Chronique ouvrière

Il ne faut pas confondre "tentative de chantage" et observations adressées par l’Inspection du travail

lundi 8 janvier 2018 par Camille LEFEBVRE
TGI Versailles 4 juillet 2017.pdf

Les observations adressées par l’inspection du travail à la SEPUR ne sauraient être considérées comme une « tentative de chantage ».

En reprochant à trois agents de l’inspection du travail un délit grave sans fondement factuel ni juridique sérieux, l’employeur et sa société ont abusé de leur droit de se constituer partie civile.

En ces temps de remise en cause du code du travail, « fait pour embêter 95% des entreprises » selon les termes de la Ministre du travail, il n’est pas étonnant qu’il vienne à l’idée de certains employeurs de mettre également en cause ceux qui sont chargés de veiller au respect du droit du travail dans les entreprises.

L’entreprise SEPUR avait ainsi procédé par voie de citation directe pour faire comparaître trois agents de l’inspection du travail des Yvelines (une inspectrice du travail, son responsable d’unité de contrôle et le responsable de l’unité départementale) pour tentative de chantage.
:::::
=== Travail demandé ===
• 1. Recopiez, dans l'article sur la citation de la SEPUR, le passage qui commence par « Il ne faut pas » et se termine par « constituer partie civile. ».
• 2. Poursuivez l'article sur la citation directe engagée par la SEPUR contre trois agents de l'inspection du travail, en reprenant après sa dernière phrase.

Listes de coordonnées des cadres:
:::::
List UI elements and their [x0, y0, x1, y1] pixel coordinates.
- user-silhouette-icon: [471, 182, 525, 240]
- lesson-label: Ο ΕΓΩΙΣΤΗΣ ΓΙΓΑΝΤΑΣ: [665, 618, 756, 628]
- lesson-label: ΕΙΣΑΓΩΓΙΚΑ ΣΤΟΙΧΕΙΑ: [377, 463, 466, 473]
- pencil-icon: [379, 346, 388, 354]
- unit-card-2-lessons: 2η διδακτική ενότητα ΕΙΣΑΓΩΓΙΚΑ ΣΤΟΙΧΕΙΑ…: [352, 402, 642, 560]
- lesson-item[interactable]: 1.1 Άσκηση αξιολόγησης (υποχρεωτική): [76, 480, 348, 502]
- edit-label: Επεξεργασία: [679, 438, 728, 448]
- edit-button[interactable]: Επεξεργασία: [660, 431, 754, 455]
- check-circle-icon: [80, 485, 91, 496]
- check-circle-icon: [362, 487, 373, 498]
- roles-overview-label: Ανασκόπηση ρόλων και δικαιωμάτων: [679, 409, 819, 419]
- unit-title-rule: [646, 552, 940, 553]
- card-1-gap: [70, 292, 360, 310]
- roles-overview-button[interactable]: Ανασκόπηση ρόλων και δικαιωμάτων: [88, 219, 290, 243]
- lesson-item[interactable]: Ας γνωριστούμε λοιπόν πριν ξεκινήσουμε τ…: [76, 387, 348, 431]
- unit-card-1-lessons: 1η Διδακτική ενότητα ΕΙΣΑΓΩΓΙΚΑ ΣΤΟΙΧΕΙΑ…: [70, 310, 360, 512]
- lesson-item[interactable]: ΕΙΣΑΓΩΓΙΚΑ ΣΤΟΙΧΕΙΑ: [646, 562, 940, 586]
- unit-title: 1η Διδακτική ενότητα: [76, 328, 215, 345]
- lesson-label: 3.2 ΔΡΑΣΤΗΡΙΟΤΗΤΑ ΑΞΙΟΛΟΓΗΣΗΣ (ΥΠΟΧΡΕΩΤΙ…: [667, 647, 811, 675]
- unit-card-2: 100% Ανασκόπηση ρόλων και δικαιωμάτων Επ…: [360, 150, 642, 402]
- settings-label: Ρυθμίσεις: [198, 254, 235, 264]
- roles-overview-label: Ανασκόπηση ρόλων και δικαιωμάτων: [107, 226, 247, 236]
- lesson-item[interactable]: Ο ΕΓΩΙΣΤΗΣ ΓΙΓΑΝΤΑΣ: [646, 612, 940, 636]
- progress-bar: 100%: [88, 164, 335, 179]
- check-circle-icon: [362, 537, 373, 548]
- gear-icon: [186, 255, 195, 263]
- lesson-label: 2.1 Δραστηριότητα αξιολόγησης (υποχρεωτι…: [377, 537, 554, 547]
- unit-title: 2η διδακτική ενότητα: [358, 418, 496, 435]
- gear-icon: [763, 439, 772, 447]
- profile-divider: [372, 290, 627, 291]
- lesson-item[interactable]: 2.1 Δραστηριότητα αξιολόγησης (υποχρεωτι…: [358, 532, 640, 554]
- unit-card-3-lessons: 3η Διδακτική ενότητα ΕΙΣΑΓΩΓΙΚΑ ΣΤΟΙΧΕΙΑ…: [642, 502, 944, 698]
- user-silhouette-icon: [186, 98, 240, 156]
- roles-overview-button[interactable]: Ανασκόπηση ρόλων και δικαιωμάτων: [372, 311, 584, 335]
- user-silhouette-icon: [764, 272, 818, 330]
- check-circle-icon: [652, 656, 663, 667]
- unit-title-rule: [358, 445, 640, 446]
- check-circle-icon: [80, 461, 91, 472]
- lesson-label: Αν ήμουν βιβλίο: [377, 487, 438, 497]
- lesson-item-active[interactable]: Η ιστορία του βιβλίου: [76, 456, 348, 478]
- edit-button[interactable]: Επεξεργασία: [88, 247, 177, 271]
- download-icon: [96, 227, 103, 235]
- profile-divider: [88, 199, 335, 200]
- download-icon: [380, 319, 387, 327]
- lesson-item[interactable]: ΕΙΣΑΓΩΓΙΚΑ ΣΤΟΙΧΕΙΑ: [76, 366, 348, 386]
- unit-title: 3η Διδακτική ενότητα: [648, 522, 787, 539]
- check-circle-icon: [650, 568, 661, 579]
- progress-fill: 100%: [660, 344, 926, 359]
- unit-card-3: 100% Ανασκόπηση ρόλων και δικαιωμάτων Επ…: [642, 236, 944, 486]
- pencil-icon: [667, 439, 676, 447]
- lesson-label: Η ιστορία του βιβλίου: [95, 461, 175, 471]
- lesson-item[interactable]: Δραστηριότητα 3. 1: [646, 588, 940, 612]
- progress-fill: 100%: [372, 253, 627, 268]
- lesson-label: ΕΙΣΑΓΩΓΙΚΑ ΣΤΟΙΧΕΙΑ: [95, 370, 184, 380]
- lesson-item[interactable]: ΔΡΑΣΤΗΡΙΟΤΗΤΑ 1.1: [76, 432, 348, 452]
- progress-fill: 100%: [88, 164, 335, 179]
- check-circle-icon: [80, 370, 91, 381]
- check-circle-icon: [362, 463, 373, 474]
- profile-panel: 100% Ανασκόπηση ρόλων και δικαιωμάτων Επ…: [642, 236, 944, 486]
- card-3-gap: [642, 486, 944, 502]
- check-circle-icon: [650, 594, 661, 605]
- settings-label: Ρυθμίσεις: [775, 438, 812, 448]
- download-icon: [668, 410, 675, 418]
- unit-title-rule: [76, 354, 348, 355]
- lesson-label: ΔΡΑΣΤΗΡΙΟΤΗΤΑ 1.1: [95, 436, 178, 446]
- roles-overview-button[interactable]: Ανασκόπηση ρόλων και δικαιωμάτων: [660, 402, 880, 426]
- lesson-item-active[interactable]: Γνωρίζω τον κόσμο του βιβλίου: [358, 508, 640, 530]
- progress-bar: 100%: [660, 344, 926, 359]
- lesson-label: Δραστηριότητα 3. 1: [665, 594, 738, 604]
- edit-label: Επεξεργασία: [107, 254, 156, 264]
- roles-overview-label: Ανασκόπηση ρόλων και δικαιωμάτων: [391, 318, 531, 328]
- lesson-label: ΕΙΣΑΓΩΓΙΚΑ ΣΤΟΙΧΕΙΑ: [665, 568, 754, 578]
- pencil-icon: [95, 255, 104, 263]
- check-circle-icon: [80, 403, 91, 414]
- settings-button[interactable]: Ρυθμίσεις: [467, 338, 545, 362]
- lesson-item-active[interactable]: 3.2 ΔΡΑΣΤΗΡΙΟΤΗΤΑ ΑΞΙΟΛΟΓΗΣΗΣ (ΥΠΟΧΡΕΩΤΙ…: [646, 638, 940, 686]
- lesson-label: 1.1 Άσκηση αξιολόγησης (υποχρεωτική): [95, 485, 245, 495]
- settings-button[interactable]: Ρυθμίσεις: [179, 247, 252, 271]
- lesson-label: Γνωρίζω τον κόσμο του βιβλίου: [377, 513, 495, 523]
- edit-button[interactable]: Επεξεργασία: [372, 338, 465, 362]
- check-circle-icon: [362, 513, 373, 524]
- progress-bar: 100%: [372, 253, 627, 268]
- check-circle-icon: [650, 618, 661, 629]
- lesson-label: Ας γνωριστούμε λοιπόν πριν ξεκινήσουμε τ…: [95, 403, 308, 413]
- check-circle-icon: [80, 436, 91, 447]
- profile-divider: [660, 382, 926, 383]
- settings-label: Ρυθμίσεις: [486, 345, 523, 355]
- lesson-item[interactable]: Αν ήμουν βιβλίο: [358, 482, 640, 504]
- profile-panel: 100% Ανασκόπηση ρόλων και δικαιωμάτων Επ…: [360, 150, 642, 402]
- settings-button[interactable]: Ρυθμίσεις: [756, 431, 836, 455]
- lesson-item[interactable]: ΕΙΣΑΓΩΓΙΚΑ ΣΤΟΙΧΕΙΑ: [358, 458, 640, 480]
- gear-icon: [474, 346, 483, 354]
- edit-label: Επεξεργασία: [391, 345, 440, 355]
:::::
=== Résultats obtenus ===
• 1.
Il ne faut pas confondre "tentative de chantage" et observations adressées par l’Inspection du travail

lundi 8 janvier 2018 par Camille LEFEBVRE
TGI Versailles 4 juillet 2017.pdf

Les observations adressées par l’inspection du travail à la SEPUR ne sauraient être considérées comme une « tentative de chantage ».

En reprochant à trois agents de l’inspection du travail un délit grave sans fondement factuel ni juridique sérieux, l’employeur et sa société ont abusé de leur droit de se constituer partie civile.

• 2.
Le tribunal correctionnel de Versailles les a relaxés. Le jugement du 4 juillet 2017 rappelle donc de façon très nette que le fait pour une inspectrice du travail d’adresser une observation à l’employeur et de lui rappeler le droit pour obtenir la régularisation de la situation ne saurait constituer un délit de tentative de chantage. Le jugement a de plus condamné l’employeur à payer des amendes de 10 000 euros (personne physique) et 15 000 euros (personne morale) pour constitution abusive de partie civile.

A l’origine de cette procédure fantaisiste mais bien réelle, se trouvent la SEPUR et son dirigeant. L’entreprise est spécialisée dans les opérations d’hygiènes publiques, la collecte et l’enlèvement d’ordures ménagères, et le nettoiement des voies et bâtiments publics et privés. Son activité est concentrée sur l’Ile-de-France et principalement dans le département des Yvelines (78). Au début de l’année 2016, elle comptait un effectif de 2370 salariés et enregistrait un chiffre d’affaires de 167 millions d’euros.

Fort de ces moyens financiers importants, l’employeur décide de tout entreprendre pour empêcher que ne s’applique une décision de l’inspectrice du travail lui refusant l’autorisation de licenciement d’un salarié protégé.

Le 29 mars 2016, l’inspectrice, saisie d’une demande de licenciement pour motif disciplinaire qu’elle avait estimée insuffisamment motivée, refuse le licenciement d’un délégué du personnel de la SEPUR.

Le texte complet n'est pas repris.